[DATASET EXTRACT start]

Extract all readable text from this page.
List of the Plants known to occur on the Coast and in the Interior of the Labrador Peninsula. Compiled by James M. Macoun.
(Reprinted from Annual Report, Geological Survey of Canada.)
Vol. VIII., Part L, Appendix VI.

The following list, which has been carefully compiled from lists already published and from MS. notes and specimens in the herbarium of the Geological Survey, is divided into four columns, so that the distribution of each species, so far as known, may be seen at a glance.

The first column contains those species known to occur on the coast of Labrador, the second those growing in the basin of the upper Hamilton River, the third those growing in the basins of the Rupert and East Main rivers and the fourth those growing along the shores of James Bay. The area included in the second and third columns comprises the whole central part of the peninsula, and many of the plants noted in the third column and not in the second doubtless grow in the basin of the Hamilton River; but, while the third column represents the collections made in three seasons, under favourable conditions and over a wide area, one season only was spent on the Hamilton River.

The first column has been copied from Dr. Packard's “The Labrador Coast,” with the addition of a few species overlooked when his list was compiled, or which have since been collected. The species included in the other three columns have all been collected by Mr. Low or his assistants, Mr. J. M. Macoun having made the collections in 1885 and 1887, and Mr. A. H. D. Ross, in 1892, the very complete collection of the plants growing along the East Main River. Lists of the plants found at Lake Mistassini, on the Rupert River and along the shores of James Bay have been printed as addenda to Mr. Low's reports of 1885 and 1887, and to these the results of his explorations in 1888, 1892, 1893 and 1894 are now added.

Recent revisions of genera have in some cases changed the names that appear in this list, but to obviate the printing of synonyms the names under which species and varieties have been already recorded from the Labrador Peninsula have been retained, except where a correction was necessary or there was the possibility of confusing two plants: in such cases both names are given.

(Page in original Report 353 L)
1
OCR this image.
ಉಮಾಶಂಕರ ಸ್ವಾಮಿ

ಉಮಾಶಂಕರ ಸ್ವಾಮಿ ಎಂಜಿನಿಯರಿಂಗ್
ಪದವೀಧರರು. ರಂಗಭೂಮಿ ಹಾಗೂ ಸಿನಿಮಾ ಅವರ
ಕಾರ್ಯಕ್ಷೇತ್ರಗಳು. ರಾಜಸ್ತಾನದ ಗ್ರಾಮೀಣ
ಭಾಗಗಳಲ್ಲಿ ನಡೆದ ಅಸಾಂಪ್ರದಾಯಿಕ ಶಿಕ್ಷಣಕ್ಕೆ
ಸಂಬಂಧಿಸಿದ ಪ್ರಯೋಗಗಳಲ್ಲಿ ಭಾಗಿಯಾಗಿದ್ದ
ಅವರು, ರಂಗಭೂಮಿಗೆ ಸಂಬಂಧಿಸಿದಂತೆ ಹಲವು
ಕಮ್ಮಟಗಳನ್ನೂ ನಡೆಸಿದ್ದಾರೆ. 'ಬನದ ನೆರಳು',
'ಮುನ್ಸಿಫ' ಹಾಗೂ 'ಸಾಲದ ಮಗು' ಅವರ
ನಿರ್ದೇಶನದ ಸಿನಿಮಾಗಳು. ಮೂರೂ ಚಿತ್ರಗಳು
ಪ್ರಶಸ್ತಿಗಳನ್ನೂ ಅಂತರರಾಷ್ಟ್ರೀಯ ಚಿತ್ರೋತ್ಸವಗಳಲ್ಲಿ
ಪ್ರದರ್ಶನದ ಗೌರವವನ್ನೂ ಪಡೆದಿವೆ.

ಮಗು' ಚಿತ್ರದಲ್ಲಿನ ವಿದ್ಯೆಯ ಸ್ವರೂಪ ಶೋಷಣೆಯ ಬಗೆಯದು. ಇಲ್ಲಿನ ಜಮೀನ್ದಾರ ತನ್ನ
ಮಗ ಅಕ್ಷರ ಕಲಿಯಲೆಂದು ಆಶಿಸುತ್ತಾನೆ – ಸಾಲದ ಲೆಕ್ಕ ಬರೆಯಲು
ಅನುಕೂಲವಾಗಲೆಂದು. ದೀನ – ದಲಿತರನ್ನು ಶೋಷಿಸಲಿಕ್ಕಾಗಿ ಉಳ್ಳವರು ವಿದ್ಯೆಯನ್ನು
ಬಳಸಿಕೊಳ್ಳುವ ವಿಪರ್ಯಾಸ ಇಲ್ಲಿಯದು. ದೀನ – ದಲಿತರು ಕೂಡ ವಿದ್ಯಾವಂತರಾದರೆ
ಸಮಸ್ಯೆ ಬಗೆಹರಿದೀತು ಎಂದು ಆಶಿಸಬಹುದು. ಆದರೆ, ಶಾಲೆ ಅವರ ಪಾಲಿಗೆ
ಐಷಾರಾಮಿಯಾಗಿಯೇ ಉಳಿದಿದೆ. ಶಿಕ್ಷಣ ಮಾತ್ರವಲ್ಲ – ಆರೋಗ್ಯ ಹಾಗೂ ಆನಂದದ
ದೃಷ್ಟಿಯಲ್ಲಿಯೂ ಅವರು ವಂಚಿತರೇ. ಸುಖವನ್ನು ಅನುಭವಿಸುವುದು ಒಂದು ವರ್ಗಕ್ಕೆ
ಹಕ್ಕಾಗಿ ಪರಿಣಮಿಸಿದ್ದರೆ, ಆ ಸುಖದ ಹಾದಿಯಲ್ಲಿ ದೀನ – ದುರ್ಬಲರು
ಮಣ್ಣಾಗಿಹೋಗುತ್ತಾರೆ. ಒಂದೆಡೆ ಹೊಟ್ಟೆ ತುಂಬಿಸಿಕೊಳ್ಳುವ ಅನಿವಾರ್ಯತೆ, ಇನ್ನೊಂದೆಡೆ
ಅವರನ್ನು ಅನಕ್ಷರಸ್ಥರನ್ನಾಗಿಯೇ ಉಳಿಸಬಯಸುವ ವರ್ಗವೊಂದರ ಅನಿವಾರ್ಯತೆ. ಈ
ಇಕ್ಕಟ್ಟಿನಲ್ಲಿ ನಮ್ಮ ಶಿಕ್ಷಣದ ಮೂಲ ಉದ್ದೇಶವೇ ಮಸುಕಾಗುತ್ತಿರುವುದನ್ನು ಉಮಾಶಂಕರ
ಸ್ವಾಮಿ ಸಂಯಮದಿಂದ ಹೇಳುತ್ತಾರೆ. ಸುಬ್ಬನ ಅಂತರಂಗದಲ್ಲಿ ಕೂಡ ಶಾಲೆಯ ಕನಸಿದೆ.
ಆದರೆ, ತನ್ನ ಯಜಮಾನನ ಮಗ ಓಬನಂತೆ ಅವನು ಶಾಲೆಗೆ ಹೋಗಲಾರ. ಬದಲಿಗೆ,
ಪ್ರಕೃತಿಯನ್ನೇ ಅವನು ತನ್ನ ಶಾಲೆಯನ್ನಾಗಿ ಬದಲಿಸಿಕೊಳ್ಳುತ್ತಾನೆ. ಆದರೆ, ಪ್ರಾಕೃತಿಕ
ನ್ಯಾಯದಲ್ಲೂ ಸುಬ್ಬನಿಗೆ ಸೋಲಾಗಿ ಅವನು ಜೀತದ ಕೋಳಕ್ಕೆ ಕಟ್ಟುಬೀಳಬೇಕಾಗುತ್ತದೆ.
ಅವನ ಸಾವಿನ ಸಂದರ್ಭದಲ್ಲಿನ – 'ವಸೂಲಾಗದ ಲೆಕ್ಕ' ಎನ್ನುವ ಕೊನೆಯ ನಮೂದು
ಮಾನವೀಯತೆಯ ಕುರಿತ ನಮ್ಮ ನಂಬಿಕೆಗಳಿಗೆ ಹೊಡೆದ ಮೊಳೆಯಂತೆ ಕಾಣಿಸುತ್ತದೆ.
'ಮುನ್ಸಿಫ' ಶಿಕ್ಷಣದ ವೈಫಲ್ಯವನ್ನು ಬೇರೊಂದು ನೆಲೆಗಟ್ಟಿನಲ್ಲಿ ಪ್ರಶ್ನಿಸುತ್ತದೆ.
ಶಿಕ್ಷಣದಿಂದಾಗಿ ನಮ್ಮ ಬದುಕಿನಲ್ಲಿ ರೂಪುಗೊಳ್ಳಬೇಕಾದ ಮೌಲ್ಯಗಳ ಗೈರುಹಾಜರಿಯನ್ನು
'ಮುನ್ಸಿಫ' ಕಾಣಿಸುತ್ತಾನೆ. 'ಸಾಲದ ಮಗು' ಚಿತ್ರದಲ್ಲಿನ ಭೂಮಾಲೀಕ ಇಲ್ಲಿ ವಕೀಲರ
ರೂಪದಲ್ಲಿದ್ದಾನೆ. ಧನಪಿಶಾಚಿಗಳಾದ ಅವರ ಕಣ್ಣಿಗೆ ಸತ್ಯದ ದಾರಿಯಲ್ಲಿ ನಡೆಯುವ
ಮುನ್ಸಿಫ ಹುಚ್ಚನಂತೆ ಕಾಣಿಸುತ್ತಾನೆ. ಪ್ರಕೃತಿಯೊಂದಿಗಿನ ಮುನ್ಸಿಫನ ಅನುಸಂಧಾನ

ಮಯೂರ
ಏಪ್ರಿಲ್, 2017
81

[DATASET EXTRACT end]

TASK OBJECTIVE: Can you quote exactly the lines from the one containing "OCR this image." through the last line of the records above, and nothing else?

COMPLETE RESPONSE:
OCR this image.
ಉಮಾಶಂಕರ ಸ್ವಾಮಿ

ಉಮಾಶಂಕರ ಸ್ವಾಮಿ ಎಂಜಿನಿಯರಿಂಗ್
ಪದವೀಧರರು. ರಂಗಭೂಮಿ ಹಾಗೂ ಸಿನಿಮಾ ಅವರ
ಕಾರ್ಯಕ್ಷೇತ್ರಗಳು. ರಾಜಸ್ತಾನದ ಗ್ರಾಮೀಣ
ಭಾಗಗಳಲ್ಲಿ ನಡೆದ ಅಸಾಂಪ್ರದಾಯಿಕ ಶಿಕ್ಷಣಕ್ಕೆ
ಸಂಬಂಧಿಸಿದ ಪ್ರಯೋಗಗಳಲ್ಲಿ ಭಾಗಿಯಾಗಿದ್ದ
ಅವರು, ರಂಗಭೂಮಿಗೆ ಸಂಬಂಧಿಸಿದಂತೆ ಹಲವು
ಕಮ್ಮಟಗಳನ್ನೂ ನಡೆಸಿದ್ದಾರೆ. 'ಬನದ ನೆರಳು',
'ಮುನ್ಸಿಫ' ಹಾಗೂ 'ಸಾಲದ ಮಗು' ಅವರ
ನಿರ್ದೇಶನದ ಸಿನಿಮಾಗಳು. ಮೂರೂ ಚಿತ್ರಗಳು
ಪ್ರಶಸ್ತಿಗಳನ್ನೂ ಅಂತರರಾಷ್ಟ್ರೀಯ ಚಿತ್ರೋತ್ಸವಗಳಲ್ಲಿ
ಪ್ರದರ್ಶನದ ಗೌರವವನ್ನೂ ಪಡೆದಿವೆ.

ಮಗು' ಚಿತ್ರದಲ್ಲಿನ ವಿದ್ಯೆಯ ಸ್ವರೂಪ ಶೋಷಣೆಯ ಬಗೆಯದು. ಇಲ್ಲಿನ ಜಮೀನ್ದಾರ ತನ್ನ
ಮಗ ಅಕ್ಷರ ಕಲಿಯಲೆಂದು ಆಶಿಸುತ್ತಾನೆ – ಸಾಲದ ಲೆಕ್ಕ ಬರೆಯಲು
ಅನುಕೂಲವಾಗಲೆಂದು. ದೀನ – ದಲಿತರನ್ನು ಶೋಷಿಸಲಿಕ್ಕಾಗಿ ಉಳ್ಳವರು ವಿದ್ಯೆಯನ್ನು
ಬಳಸಿಕೊಳ್ಳುವ ವಿಪರ್ಯಾಸ ಇಲ್ಲಿಯದು. ದೀನ – ದಲಿತರು ಕೂಡ ವಿದ್ಯಾವಂತರಾದರೆ
ಸಮಸ್ಯೆ ಬಗೆಹರಿದೀತು ಎಂದು ಆಶಿಸಬಹುದು. ಆದರೆ, ಶಾಲೆ ಅವರ ಪಾಲಿಗೆ
ಐಷಾರಾಮಿಯಾಗಿಯೇ ಉಳಿದಿದೆ. ಶಿಕ್ಷಣ ಮಾತ್ರವಲ್ಲ – ಆರೋಗ್ಯ ಹಾಗೂ ಆನಂದದ
ದೃಷ್ಟಿಯಲ್ಲಿಯೂ ಅವರು ವಂಚಿತರೇ. ಸುಖವನ್ನು ಅನುಭವಿಸುವುದು ಒಂದು ವರ್ಗಕ್ಕೆ
ಹಕ್ಕಾಗಿ ಪರಿಣಮಿಸಿದ್ದರೆ, ಆ ಸುಖದ ಹಾದಿಯಲ್ಲಿ ದೀನ – ದುರ್ಬಲರು
ಮಣ್ಣಾಗಿಹೋಗುತ್ತಾರೆ. ಒಂದೆಡೆ ಹೊಟ್ಟೆ ತುಂಬಿಸಿಕೊಳ್ಳುವ ಅನಿವಾರ್ಯತೆ, ಇನ್ನೊಂದೆಡೆ
ಅವರನ್ನು ಅನಕ್ಷರಸ್ಥರನ್ನಾಗಿಯೇ ಉಳಿಸಬಯಸುವ ವರ್ಗವೊಂದರ ಅನಿವಾರ್ಯತೆ. ಈ
ಇಕ್ಕಟ್ಟಿನಲ್ಲಿ ನಮ್ಮ ಶಿಕ್ಷಣದ ಮೂಲ ಉದ್ದೇಶವೇ ಮಸುಕಾಗುತ್ತಿರುವುದನ್ನು ಉಮಾಶಂಕರ
ಸ್ವಾಮಿ ಸಂಯಮದಿಂದ ಹೇಳುತ್ತಾರೆ. ಸುಬ್ಬನ ಅಂತರಂಗದಲ್ಲಿ ಕೂಡ ಶಾಲೆಯ ಕನಸಿದೆ.
ಆದರೆ, ತನ್ನ ಯಜಮಾನನ ಮಗ ಓಬನಂತೆ ಅವನು ಶಾಲೆಗೆ ಹೋಗಲಾರ. ಬದಲಿಗೆ,
ಪ್ರಕೃತಿಯನ್ನೇ ಅವನು ತನ್ನ ಶಾಲೆಯನ್ನಾಗಿ ಬದಲಿಸಿಕೊಳ್ಳುತ್ತಾನೆ. ಆದರೆ, ಪ್ರಾಕೃತಿಕ
ನ್ಯಾಯದಲ್ಲೂ ಸುಬ್ಬನಿಗೆ ಸೋಲಾಗಿ ಅವನು ಜೀತದ ಕೋಳಕ್ಕೆ ಕಟ್ಟುಬೀಳಬೇಕಾಗುತ್ತದೆ.
ಅವನ ಸಾವಿನ ಸಂದರ್ಭದಲ್ಲಿನ – 'ವಸೂಲಾಗದ ಲೆಕ್ಕ' ಎನ್ನುವ ಕೊನೆಯ ನಮೂದು
ಮಾನವೀಯತೆಯ ಕುರಿತ ನಮ್ಮ ನಂಬಿಕೆಗಳಿಗೆ ಹೊಡೆದ ಮೊಳೆಯಂತೆ ಕಾಣಿಸುತ್ತದೆ.
'ಮುನ್ಸಿಫ' ಶಿಕ್ಷಣದ ವೈಫಲ್ಯವನ್ನು ಬೇರೊಂದು ನೆಲೆಗಟ್ಟಿನಲ್ಲಿ ಪ್ರಶ್ನಿಸುತ್ತದೆ.
ಶಿಕ್ಷಣದಿಂದಾಗಿ ನಮ್ಮ ಬದುಕಿನಲ್ಲಿ ರೂಪುಗೊಳ್ಳಬೇಕಾದ ಮೌಲ್ಯಗಳ ಗೈರುಹಾಜರಿಯನ್ನು
'ಮುನ್ಸಿಫ' ಕಾಣಿಸುತ್ತಾನೆ. 'ಸಾಲದ ಮಗು' ಚಿತ್ರದಲ್ಲಿನ ಭೂಮಾಲೀಕ ಇಲ್ಲಿ ವಕೀಲರ
ರೂಪದಲ್ಲಿದ್ದಾನೆ. ಧನಪಿಶಾಚಿಗಳಾದ ಅವರ ಕಣ್ಣಿಗೆ ಸತ್ಯದ ದಾರಿಯಲ್ಲಿ ನಡೆಯುವ
ಮುನ್ಸಿಫ ಹುಚ್ಚನಂತೆ ಕಾಣಿಸುತ್ತಾನೆ. ಪ್ರಕೃತಿಯೊಂದಿಗಿನ ಮುನ್ಸಿಫನ ಅನುಸಂಧಾನ

ಮಯೂರ
ಏಪ್ರಿಲ್, 2017
81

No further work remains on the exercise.